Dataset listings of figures
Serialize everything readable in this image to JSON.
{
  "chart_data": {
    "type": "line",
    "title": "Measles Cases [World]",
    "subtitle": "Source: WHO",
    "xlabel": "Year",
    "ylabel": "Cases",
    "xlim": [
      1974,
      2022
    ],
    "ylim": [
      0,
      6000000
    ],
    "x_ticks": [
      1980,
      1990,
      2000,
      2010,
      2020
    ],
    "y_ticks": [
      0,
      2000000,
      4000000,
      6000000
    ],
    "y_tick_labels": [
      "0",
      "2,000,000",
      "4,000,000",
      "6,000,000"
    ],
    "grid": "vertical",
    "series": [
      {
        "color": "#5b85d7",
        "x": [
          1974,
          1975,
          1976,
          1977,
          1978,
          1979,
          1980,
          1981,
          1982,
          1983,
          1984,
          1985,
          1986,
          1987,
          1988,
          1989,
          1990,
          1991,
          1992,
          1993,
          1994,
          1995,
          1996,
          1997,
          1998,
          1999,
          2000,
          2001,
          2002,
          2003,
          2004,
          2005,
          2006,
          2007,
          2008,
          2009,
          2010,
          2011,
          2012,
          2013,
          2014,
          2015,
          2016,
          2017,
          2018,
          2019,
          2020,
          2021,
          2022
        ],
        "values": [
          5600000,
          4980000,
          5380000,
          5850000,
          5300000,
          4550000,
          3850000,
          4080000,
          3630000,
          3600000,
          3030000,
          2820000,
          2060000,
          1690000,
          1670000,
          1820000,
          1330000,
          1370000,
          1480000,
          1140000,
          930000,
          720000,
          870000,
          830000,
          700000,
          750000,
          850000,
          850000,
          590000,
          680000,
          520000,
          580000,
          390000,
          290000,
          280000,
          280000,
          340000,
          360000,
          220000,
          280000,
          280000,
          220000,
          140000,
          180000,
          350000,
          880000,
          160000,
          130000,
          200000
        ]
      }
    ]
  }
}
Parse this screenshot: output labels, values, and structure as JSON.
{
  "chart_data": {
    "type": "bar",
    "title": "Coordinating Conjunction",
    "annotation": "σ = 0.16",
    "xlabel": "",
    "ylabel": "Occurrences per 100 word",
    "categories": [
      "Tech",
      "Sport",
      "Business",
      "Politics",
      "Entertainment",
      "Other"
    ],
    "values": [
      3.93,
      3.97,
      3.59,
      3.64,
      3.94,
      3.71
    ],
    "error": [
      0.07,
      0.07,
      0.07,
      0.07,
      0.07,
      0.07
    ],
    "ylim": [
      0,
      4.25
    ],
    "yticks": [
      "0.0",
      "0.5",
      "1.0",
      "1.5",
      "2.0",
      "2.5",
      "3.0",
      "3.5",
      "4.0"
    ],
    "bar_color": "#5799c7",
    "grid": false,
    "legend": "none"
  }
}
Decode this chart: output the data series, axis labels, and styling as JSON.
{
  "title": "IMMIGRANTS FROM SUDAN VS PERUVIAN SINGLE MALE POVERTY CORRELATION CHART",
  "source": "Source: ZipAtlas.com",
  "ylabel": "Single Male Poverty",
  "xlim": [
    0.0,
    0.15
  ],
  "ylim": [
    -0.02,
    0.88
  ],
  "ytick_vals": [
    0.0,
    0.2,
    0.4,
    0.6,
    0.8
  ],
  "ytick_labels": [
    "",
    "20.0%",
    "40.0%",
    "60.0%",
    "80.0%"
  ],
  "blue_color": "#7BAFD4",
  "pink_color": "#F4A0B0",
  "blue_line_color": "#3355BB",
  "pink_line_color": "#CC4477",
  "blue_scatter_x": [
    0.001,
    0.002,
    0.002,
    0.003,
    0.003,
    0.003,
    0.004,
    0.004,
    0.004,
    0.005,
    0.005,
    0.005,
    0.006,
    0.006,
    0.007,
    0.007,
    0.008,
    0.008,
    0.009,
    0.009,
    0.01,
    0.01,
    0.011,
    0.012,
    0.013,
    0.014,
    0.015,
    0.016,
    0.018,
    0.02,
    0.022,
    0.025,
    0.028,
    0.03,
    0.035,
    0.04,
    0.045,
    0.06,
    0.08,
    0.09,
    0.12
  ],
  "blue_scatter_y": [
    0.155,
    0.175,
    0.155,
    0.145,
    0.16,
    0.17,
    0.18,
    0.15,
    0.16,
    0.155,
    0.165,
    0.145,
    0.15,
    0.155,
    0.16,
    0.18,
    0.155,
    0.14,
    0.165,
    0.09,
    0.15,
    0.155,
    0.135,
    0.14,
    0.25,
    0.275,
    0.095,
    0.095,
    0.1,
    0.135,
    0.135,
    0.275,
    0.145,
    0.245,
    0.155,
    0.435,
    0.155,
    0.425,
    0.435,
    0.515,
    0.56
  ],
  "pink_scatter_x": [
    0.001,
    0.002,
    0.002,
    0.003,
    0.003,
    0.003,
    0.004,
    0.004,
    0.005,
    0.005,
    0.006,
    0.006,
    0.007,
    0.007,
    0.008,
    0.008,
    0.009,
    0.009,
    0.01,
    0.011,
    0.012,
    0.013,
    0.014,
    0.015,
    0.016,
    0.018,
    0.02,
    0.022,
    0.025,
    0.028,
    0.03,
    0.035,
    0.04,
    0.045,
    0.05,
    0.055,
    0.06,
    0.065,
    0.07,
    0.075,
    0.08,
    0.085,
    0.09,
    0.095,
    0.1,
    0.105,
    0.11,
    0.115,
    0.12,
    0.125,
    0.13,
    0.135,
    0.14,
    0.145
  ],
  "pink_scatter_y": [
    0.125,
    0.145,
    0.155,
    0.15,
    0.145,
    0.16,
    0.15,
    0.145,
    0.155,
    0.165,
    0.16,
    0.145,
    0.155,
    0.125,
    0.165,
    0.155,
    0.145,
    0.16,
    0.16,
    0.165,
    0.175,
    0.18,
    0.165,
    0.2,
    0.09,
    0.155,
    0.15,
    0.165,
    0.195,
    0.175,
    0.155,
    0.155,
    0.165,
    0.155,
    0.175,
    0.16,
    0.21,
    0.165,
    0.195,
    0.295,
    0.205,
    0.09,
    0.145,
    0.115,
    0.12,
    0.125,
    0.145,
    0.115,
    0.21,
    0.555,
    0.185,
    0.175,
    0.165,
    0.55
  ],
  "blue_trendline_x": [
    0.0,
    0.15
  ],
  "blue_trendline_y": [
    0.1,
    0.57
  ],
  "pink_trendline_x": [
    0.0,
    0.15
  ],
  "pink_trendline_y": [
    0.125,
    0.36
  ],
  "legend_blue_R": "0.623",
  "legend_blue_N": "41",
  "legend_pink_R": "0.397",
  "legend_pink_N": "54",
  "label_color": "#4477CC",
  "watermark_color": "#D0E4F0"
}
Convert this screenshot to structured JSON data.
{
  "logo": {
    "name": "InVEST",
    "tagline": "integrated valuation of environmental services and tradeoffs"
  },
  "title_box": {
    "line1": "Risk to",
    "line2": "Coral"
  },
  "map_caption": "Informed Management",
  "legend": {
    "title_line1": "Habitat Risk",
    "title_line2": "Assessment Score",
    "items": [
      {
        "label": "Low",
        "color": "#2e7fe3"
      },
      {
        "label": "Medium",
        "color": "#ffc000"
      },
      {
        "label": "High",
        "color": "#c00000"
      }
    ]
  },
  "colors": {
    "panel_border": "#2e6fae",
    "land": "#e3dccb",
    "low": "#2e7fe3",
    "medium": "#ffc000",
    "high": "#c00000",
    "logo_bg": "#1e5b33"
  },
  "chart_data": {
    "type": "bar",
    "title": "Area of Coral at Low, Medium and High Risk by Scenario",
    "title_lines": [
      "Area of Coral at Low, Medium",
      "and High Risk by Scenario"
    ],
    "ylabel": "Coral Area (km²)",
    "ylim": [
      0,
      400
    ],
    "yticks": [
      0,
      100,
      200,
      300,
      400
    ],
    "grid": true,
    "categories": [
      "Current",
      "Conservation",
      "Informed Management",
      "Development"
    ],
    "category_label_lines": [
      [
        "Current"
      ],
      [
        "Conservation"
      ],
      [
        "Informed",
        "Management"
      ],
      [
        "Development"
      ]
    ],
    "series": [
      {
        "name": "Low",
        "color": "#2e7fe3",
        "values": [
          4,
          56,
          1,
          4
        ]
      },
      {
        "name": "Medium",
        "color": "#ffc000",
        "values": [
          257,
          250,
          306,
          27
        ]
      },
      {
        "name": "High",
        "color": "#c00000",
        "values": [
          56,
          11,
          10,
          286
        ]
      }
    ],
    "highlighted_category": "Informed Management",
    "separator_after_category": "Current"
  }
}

_Problem statement:_ Say how many lines of the data hold the string "Cases". Reply with the number alone.

_Reply:_ 2